## begin Available data
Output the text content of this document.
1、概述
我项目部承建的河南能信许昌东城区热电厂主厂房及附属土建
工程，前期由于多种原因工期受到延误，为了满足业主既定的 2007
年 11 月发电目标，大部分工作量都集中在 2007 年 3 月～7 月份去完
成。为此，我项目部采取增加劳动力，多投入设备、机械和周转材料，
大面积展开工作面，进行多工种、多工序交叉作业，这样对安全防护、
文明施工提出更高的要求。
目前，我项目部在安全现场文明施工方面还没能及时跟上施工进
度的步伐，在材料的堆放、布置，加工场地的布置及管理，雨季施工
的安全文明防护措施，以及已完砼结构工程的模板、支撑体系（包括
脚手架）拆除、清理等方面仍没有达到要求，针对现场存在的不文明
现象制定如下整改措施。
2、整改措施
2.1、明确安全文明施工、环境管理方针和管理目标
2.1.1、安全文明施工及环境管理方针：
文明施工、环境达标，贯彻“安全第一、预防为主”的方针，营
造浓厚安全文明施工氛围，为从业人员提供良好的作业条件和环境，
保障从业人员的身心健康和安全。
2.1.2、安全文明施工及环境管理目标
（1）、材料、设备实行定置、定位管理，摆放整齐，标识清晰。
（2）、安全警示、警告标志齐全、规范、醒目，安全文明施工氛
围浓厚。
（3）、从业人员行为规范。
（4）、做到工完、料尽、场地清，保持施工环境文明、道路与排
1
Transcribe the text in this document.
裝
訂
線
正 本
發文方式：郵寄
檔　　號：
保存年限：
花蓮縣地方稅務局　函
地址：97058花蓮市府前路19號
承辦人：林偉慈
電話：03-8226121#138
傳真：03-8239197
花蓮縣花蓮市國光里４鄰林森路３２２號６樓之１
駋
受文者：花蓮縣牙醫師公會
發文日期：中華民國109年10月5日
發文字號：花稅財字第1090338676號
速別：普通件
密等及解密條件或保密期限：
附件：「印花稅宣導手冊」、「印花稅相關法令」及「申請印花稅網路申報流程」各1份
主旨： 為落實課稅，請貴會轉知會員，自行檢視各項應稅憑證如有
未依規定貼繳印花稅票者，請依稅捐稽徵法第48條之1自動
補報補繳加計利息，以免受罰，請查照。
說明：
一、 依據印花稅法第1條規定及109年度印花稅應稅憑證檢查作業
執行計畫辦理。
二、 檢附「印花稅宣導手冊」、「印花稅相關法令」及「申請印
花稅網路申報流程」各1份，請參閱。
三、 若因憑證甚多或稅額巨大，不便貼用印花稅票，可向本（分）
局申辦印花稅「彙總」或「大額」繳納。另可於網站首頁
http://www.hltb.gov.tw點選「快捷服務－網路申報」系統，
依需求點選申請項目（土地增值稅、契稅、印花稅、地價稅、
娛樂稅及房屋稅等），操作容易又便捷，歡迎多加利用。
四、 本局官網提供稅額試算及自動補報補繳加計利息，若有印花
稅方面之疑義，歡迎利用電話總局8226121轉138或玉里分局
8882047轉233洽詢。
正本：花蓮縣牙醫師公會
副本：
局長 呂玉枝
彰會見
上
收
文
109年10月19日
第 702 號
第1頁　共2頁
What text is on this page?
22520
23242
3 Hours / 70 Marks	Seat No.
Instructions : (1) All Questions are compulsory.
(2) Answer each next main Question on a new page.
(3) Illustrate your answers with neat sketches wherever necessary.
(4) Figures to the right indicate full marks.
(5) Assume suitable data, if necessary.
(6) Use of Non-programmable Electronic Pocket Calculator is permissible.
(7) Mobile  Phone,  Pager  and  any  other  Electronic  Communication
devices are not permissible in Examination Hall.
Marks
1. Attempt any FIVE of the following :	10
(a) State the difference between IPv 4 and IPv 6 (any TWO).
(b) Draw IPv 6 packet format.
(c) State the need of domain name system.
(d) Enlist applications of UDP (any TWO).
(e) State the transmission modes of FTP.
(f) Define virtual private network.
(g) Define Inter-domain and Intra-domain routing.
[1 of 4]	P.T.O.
## end Available data
▶ **Problem details**: Your task is to print the whole listing again exactly.

▶ **Exercise result**:
Output the text content of this document.
1、概述
我项目部承建的河南能信许昌东城区热电厂主厂房及附属土建
工程，前期由于多种原因工期受到延误，为了满足业主既定的 2007
年 11 月发电目标，大部分工作量都集中在 2007 年 3 月～7 月份去完
成。为此，我项目部采取增加劳动力，多投入设备、机械和周转材料，
大面积展开工作面，进行多工种、多工序交叉作业，这样对安全防护、
文明施工提出更高的要求。
目前，我项目部在安全现场文明施工方面还没能及时跟上施工进
度的步伐，在材料的堆放、布置，加工场地的布置及管理，雨季施工
的安全文明防护措施，以及已完砼结构工程的模板、支撑体系（包括
脚手架）拆除、清理等方面仍没有达到要求，针对现场存在的不文明
现象制定如下整改措施。
2、整改措施
2.1、明确安全文明施工、环境管理方针和管理目标
2.1.1、安全文明施工及环境管理方针：
文明施工、环境达标，贯彻“安全第一、预防为主”的方针，营
造浓厚安全文明施工氛围，为从业人员提供良好的作业条件和环境，
保障从业人员的身心健康和安全。
2.1.2、安全文明施工及环境管理目标
（1）、材料、设备实行定置、定位管理，摆放整齐，标识清晰。
（2）、安全警示、警告标志齐全、规范、醒目，安全文明施工氛
围浓厚。
（3）、从业人员行为规范。
（4）、做到工完、料尽、场地清，保持施工环境文明、道路与排
1
Transcribe the text in this document.
裝
訂
線
正 本
發文方式：郵寄
檔　　號：
保存年限：
花蓮縣地方稅務局　函
地址：97058花蓮市府前路19號
承辦人：林偉慈
電話：03-8226121#138
傳真：03-8239197
花蓮縣花蓮市國光里４鄰林森路３２２號６樓之１
駋
受文者：花蓮縣牙醫師公會
發文日期：中華民國109年10月5日
發文字號：花稅財字第1090338676號
速別：普通件
密等及解密條件或保密期限：
附件：「印花稅宣導手冊」、「印花稅相關法令」及「申請印花稅網路申報流程」各1份
主旨： 為落實課稅，請貴會轉知會員，自行檢視各項應稅憑證如有
未依規定貼繳印花稅票者，請依稅捐稽徵法第48條之1自動
補報補繳加計利息，以免受罰，請查照。
說明：
一、 依據印花稅法第1條規定及109年度印花稅應稅憑證檢查作業
執行計畫辦理。
二、 檢附「印花稅宣導手冊」、「印花稅相關法令」及「申請印
花稅網路申報流程」各1份，請參閱。
三、 若因憑證甚多或稅額巨大，不便貼用印花稅票，可向本（分）
局申辦印花稅「彙總」或「大額」繳納。另可於網站首頁
http://www.hltb.gov.tw點選「快捷服務－網路申報」系統，
依需求點選申請項目（土地增值稅、契稅、印花稅、地價稅、
娛樂稅及房屋稅等），操作容易又便捷，歡迎多加利用。
四、 本局官網提供稅額試算及自動補報補繳加計利息，若有印花
稅方面之疑義，歡迎利用電話總局8226121轉138或玉里分局
8882047轉233洽詢。
正本：花蓮縣牙醫師公會
副本：
局長 呂玉枝
彰會見
上
收
文
109年10月19日
第 702 號
第1頁　共2頁
What text is on this page?
22520
23242
3 Hours / 70 Marks	Seat No.
Instructions : (1) All Questions are compulsory.
(2) Answer each next main Question on a new page.
(3) Illustrate your answers with neat sketches wherever necessary.
(4) Figures to the right indicate full marks.
(5) Assume suitable data, if necessary.
(6) Use of Non-programmable Electronic Pocket Calculator is permissible.
(7) Mobile  Phone,  Pager  and  any  other  Electronic  Communication
devices are not permissible in Examination Hall.
Marks
1. Attempt any FIVE of the following :	10
(a) State the difference between IPv 4 and IPv 6 (any TWO).
(b) Draw IPv 6 packet format.
(c) State the need of domain name system.
(d) Enlist applications of UDP (any TWO).
(e) State the transmission modes of FTP.
(f) Define virtual private network.
(g) Define Inter-domain and Intra-domain routing.
[1 of 4]	P.T.O.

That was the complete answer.